Copy the records below exactly, leaving out every picture.

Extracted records
━━━━━━

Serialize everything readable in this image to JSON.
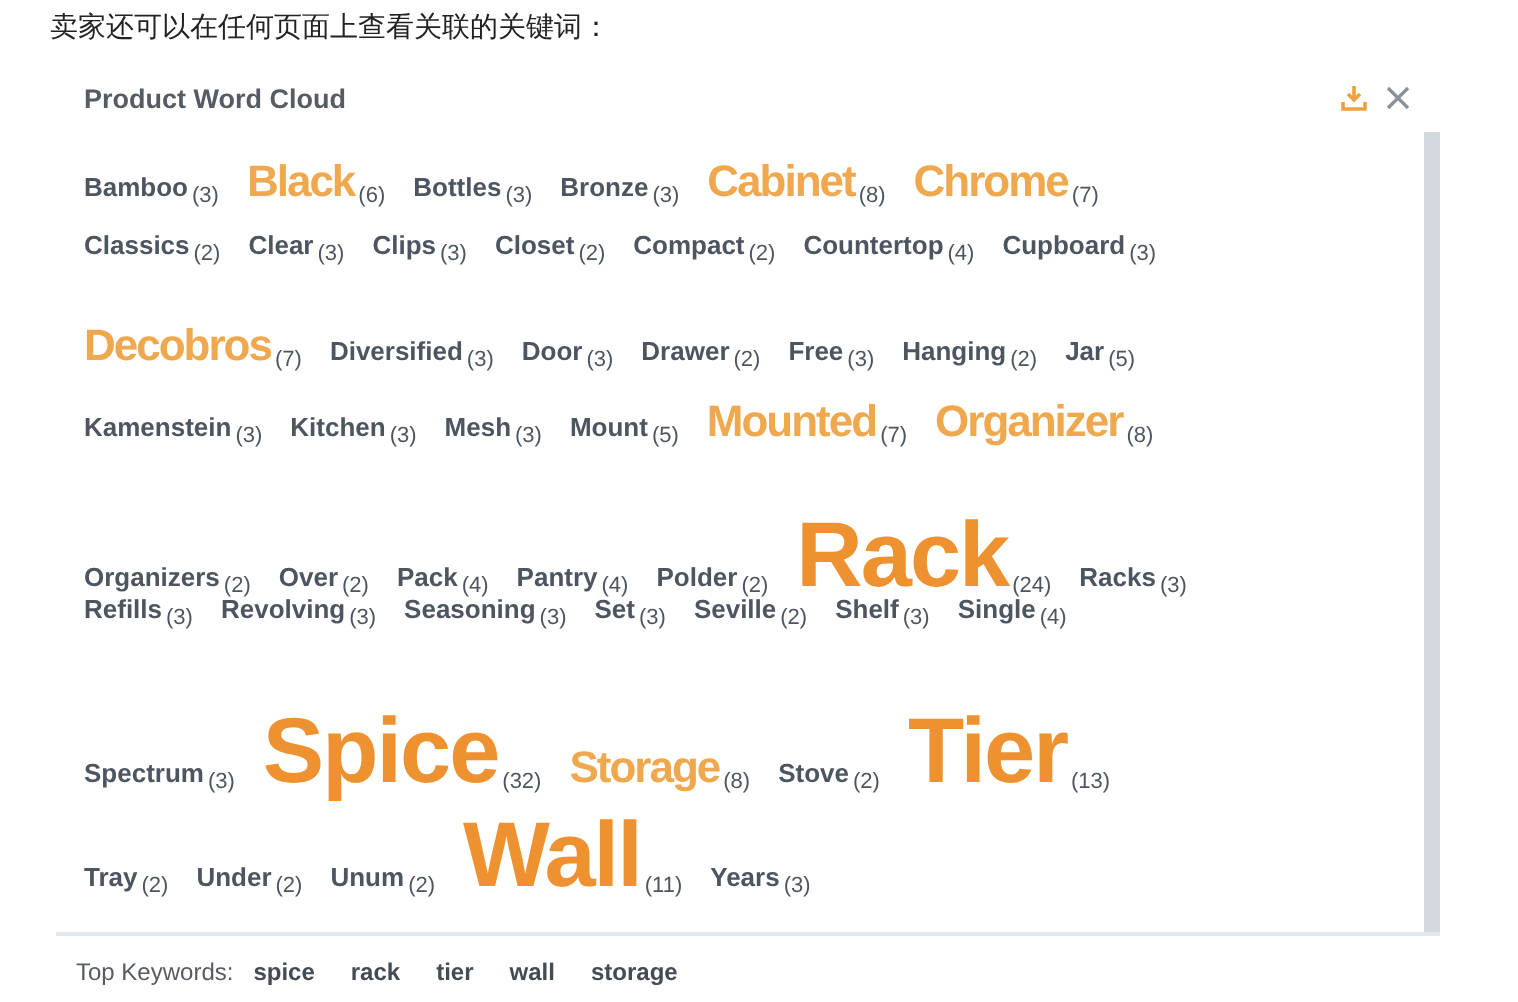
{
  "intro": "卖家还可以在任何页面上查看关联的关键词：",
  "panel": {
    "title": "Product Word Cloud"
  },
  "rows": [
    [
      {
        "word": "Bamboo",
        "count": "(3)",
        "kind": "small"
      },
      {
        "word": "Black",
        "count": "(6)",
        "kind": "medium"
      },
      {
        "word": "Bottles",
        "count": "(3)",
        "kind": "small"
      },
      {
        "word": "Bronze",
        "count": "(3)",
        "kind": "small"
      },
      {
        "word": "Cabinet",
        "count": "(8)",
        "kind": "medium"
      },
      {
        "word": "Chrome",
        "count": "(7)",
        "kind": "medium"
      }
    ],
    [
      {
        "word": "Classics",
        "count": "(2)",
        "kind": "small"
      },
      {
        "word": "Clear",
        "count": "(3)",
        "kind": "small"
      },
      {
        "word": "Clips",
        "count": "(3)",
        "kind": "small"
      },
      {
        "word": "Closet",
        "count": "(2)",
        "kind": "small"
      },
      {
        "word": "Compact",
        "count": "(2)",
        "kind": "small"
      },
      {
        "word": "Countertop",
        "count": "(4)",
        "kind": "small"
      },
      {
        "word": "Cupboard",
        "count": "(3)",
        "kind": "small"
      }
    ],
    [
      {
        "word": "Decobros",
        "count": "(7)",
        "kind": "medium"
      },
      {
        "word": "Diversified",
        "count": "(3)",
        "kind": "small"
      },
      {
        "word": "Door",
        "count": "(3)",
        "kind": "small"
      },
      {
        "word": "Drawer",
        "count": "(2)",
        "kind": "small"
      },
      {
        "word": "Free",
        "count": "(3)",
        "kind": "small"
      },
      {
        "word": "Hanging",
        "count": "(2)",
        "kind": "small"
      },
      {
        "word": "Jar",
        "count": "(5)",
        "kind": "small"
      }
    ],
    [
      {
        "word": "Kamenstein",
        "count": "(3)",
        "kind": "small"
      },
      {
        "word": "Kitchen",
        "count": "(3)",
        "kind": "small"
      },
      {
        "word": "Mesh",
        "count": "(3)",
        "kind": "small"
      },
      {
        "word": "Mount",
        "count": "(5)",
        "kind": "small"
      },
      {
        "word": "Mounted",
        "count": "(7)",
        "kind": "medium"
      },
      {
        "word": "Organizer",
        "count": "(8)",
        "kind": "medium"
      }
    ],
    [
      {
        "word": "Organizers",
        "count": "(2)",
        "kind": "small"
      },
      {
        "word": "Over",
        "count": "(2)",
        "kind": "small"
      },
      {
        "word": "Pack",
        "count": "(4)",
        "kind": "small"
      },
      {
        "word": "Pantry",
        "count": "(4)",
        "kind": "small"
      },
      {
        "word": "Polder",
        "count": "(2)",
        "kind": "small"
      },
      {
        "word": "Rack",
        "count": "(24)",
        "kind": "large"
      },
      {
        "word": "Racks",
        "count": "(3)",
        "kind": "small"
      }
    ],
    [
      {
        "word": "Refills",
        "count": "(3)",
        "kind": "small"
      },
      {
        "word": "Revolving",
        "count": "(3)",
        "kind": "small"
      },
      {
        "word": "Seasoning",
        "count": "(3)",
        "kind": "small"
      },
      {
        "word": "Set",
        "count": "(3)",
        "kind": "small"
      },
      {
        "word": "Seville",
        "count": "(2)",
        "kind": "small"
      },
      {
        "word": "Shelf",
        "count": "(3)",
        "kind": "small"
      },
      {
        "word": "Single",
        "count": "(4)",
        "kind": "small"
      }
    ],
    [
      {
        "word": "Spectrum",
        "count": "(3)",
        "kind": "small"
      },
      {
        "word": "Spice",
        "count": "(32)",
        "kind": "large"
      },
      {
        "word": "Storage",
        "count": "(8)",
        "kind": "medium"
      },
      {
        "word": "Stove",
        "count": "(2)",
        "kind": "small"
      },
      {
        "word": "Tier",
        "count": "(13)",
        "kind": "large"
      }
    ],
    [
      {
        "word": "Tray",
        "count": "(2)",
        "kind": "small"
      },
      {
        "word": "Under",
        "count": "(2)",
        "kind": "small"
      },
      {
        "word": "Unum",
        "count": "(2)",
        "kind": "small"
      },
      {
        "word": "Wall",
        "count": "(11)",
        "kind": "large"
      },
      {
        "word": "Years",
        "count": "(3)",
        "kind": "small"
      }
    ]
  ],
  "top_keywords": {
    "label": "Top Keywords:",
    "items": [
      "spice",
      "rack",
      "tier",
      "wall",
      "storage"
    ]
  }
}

━━━━━━

> [Answer to this task]:
Serialize everything readable in this image to JSON.
{
  "intro": "卖家还可以在任何页面上查看关联的关键词：",
  "panel": {
    "title": "Product Word Cloud"
  },
  "rows": [
    [
      {
        "word": "Bamboo",
        "count": "(3)",
        "kind": "small"
      },
      {
        "word": "Black",
        "count": "(6)",
        "kind": "medium"
      },
      {
        "word": "Bottles",
        "count": "(3)",
        "kind": "small"
      },
      {
        "word": "Bronze",
        "count": "(3)",
        "kind": "small"
      },
      {
        "word": "Cabinet",
        "count": "(8)",
        "kind": "medium"
      },
      {
        "word": "Chrome",
        "count": "(7)",
        "kind": "medium"
      }
    ],
    [
      {
        "word": "Classics",
        "count": "(2)",
        "kind": "small"
      },
      {
        "word": "Clear",
        "count": "(3)",
        "kind": "small"
      },
      {
        "word": "Clips",
        "count": "(3)",
        "kind": "small"
      },
      {
        "word": "Closet",
        "count": "(2)",
        "kind": "small"
      },
      {
        "word": "Compact",
        "count": "(2)",
        "kind": "small"
      },
      {
        "word": "Countertop",
        "count": "(4)",
        "kind": "small"
      },
      {
        "word": "Cupboard",
        "count": "(3)",
        "kind": "small"
      }
    ],
    [
      {
        "word": "Decobros",
        "count": "(7)",
        "kind": "medium"
      },
      {
        "word": "Diversified",
        "count": "(3)",
        "kind": "small"
      },
      {
        "word": "Door",
        "count": "(3)",
        "kind": "small"
      },
      {
        "word": "Drawer",
        "count": "(2)",
        "kind": "small"
      },
      {
        "word": "Free",
        "count": "(3)",
        "kind": "small"
      },
      {
        "word": "Hanging",
        "count": "(2)",
        "kind": "small"
      },
      {
        "word": "Jar",
        "count": "(5)",
        "kind": "small"
      }
    ],
    [
      {
        "word": "Kamenstein",
        "count": "(3)",
        "kind": "small"
      },
      {
        "word": "Kitchen",
        "count": "(3)",
        "kind": "small"
      },
      {
        "word": "Mesh",
        "count": "(3)",
        "kind": "small"
      },
      {
        "word": "Mount",
        "count": "(5)",
        "kind": "small"
      },
      {
        "word": "Mounted",
        "count": "(7)",
        "kind": "medium"
      },
      {
        "word": "Organizer",
        "count": "(8)",
        "kind": "medium"
      }
    ],
    [
      {
        "word": "Organizers",
        "count": "(2)",
        "kind": "small"
      },
      {
        "word": "Over",
        "count": "(2)",
        "kind": "small"
      },
      {
        "word": "Pack",
        "count": "(4)",
        "kind": "small"
      },
      {
        "word": "Pantry",
        "count": "(4)",
        "kind": "small"
      },
      {
        "word": "Polder",
        "count": "(2)",
        "kind": "small"
      },
      {
        "word": "Rack",
        "count": "(24)",
        "kind": "large"
      },
      {
        "word": "Racks",
        "count": "(3)",
        "kind": "small"
      }
    ],
    [
      {
        "word": "Refills",
        "count": "(3)",
        "kind": "small"
      },
      {
        "word": "Revolving",
        "count": "(3)",
        "kind": "small"
      },
      {
        "word": "Seasoning",
        "count": "(3)",
        "kind": "small"
      },
      {
        "word": "Set",
        "count": "(3)",
        "kind": "small"
      },
      {
        "word": "Seville",
        "count": "(2)",
        "kind": "small"
      },
      {
        "word": "Shelf",
        "count": "(3)",
        "kind": "small"
      },
      {
        "word": "Single",
        "count": "(4)",
        "kind": "small"
      }
    ],
    [
      {
        "word": "Spectrum",
        "count": "(3)",
        "kind": "small"
      },
      {
        "word": "Spice",
        "count": "(32)",
        "kind": "large"
      },
      {
        "word": "Storage",
        "count": "(8)",
        "kind": "medium"
      },
      {
        "word": "Stove",
        "count": "(2)",
        "kind": "small"
      },
      {
        "word": "Tier",
        "count": "(13)",
        "kind": "large"
      }
    ],
    [
      {
        "word": "Tray",
        "count": "(2)",
        "kind": "small"
      },
      {
        "word": "Under",
        "count": "(2)",
        "kind": "small"
      },
      {
        "word": "Unum",
        "count": "(2)",
        "kind": "small"
      },
      {
        "word": "Wall",
        "count": "(11)",
        "kind": "large"
      },
      {
        "word": "Years",
        "count": "(3)",
        "kind": "small"
      }
    ]
  ],
  "top_keywords": {
    "label": "Top Keywords:",
    "items": [
      "spice",
      "rack",
      "tier",
      "wall",
      "storage"
    ]
  }
}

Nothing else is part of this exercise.